━━━ Records ━━━
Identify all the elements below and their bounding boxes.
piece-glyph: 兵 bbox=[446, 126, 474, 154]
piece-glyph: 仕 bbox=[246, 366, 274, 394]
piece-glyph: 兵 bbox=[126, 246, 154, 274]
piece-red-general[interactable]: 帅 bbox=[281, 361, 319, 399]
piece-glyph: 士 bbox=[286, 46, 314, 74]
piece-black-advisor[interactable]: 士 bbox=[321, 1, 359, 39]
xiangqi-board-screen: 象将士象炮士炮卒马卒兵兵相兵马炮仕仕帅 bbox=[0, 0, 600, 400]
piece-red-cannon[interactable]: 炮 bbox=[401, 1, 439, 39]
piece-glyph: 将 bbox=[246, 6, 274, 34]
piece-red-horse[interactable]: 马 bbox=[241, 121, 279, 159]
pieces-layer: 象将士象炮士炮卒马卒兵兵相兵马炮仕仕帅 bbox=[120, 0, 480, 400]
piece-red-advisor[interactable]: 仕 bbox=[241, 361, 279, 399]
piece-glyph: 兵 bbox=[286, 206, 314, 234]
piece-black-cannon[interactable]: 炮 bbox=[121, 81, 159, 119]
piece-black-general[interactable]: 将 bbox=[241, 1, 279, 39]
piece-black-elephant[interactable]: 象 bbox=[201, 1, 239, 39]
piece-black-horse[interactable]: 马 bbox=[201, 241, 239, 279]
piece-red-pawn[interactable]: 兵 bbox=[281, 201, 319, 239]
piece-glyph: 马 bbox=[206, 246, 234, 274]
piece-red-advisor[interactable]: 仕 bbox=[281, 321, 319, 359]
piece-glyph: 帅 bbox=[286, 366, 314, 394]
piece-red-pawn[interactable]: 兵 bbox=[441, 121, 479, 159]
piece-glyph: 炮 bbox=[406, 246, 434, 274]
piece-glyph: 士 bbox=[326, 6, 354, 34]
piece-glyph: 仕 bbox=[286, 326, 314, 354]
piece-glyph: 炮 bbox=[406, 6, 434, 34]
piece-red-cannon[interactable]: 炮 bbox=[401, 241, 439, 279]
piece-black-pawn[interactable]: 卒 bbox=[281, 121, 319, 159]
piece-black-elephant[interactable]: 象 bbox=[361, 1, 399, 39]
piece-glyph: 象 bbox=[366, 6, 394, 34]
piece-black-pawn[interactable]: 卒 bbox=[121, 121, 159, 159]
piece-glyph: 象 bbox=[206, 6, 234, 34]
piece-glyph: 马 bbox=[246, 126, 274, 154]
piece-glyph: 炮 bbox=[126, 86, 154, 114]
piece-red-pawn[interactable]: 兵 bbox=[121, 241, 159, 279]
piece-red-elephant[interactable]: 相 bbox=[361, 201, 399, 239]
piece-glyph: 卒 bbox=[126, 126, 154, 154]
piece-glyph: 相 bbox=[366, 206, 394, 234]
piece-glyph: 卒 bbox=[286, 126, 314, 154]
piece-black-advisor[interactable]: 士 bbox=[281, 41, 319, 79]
━━━
▸ Given exercise:
Please recast every line of the data above as a numbered list, leaving out any blank lines.

▸ Task result:
1. Identify all the elements below and their bounding boxes.
2. piece-glyph: 兵 bbox=[446, 126, 474, 154]
3. piece-glyph: 仕 bbox=[246, 366, 274, 394]
4. piece-glyph: 兵 bbox=[126, 246, 154, 274]
5. piece-red-general[interactable]: 帅 bbox=[281, 361, 319, 399]
6. piece-glyph: 士 bbox=[286, 46, 314, 74]
7. piece-black-advisor[interactable]: 士 bbox=[321, 1, 359, 39]
8. xiangqi-board-screen: 象将士象炮士炮卒马卒兵兵相兵马炮仕仕帅 bbox=[0, 0, 600, 400]
9. piece-red-cannon[interactable]: 炮 bbox=[401, 1, 439, 39]
10. piece-glyph: 将 bbox=[246, 6, 274, 34]
11. piece-red-horse[interactable]: 马 bbox=[241, 121, 279, 159]
12. pieces-layer: 象将士象炮士炮卒马卒兵兵相兵马炮仕仕帅 bbox=[120, 0, 480, 400]
13. piece-red-advisor[interactable]: 仕 bbox=[241, 361, 279, 399]
14. piece-glyph: 兵 bbox=[286, 206, 314, 234]
15. piece-black-cannon[interactable]: 炮 bbox=[121, 81, 159, 119]
16. piece-black-general[interactable]: 将 bbox=[241, 1, 279, 39]
17. piece-black-elephant[interactable]: 象 bbox=[201, 1, 239, 39]
18. piece-black-horse[interactable]: 马 bbox=[201, 241, 239, 279]
19. piece-red-pawn[interactable]: 兵 bbox=[281, 201, 319, 239]
20. piece-glyph: 马 bbox=[206, 246, 234, 274]
21. piece-red-advisor[interactable]: 仕 bbox=[281, 321, 319, 359]
22. piece-glyph: 帅 bbox=[286, 366, 314, 394]
23. piece-red-pawn[interactable]: 兵 bbox=[441, 121, 479, 159]
24. piece-glyph: 炮 bbox=[406, 246, 434, 274]
25. piece-glyph: 士 bbox=[326, 6, 354, 34]
26. piece-glyph: 仕 bbox=[286, 326, 314, 354]
27. piece-glyph: 炮 bbox=[406, 6, 434, 34]
28. piece-red-cannon[interactable]: 炮 bbox=[401, 241, 439, 279]
29. piece-black-pawn[interactable]: 卒 bbox=[281, 121, 319, 159]
30. piece-black-elephant[interactable]: 象 bbox=[361, 1, 399, 39]
31. piece-glyph: 象 bbox=[366, 6, 394, 34]
32. piece-black-pawn[interactable]: 卒 bbox=[121, 121, 159, 159]
33. piece-glyph: 象 bbox=[206, 6, 234, 34]
34. piece-glyph: 马 bbox=[246, 126, 274, 154]
35. piece-glyph: 炮 bbox=[126, 86, 154, 114]
36. piece-red-pawn[interactable]: 兵 bbox=[121, 241, 159, 279]
37. piece-red-elephant[interactable]: 相 bbox=[361, 201, 399, 239]
38. piece-glyph: 卒 bbox=[126, 126, 154, 154]
39. piece-glyph: 相 bbox=[366, 206, 394, 234]
40. piece-glyph: 卒 bbox=[286, 126, 314, 154]
41. piece-black-advisor[interactable]: 士 bbox=[281, 41, 319, 79]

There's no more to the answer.